**Written task:** Print out every record exactly as it appears.

begin Given entries

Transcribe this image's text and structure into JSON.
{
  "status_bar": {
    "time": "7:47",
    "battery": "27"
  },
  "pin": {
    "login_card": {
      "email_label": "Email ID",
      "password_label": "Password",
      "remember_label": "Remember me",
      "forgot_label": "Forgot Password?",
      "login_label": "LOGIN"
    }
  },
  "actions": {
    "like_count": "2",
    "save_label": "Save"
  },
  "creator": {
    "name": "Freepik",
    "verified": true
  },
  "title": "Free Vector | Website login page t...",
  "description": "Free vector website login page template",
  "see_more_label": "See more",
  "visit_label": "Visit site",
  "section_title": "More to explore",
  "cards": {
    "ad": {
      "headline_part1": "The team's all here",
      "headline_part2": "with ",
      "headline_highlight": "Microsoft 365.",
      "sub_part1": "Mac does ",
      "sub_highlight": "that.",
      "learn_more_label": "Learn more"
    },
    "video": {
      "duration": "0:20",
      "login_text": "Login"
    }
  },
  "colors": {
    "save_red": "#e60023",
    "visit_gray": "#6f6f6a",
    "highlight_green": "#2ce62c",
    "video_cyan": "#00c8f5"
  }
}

end Given entries

**Worked solution:**
Transcribe this image's text and structure into JSON.
{
  "status_bar": {
    "time": "7:47",
    "battery": "27"
  },
  "pin": {
    "login_card": {
      "email_label": "Email ID",
      "password_label": "Password",
      "remember_label": "Remember me",
      "forgot_label": "Forgot Password?",
      "login_label": "LOGIN"
    }
  },
  "actions": {
    "like_count": "2",
    "save_label": "Save"
  },
  "creator": {
    "name": "Freepik",
    "verified": true
  },
  "title": "Free Vector | Website login page t...",
  "description": "Free vector website login page template",
  "see_more_label": "See more",
  "visit_label": "Visit site",
  "section_title": "More to explore",
  "cards": {
    "ad": {
      "headline_part1": "The team's all here",
      "headline_part2": "with ",
      "headline_highlight": "Microsoft 365.",
      "sub_part1": "Mac does ",
      "sub_highlight": "that.",
      "learn_more_label": "Learn more"
    },
    "video": {
      "duration": "0:20",
      "login_text": "Login"
    }
  },
  "colors": {
    "save_red": "#e60023",
    "visit_gray": "#6f6f6a",
    "highlight_green": "#2ce62c",
    "video_cyan": "#00c8f5"
  }
}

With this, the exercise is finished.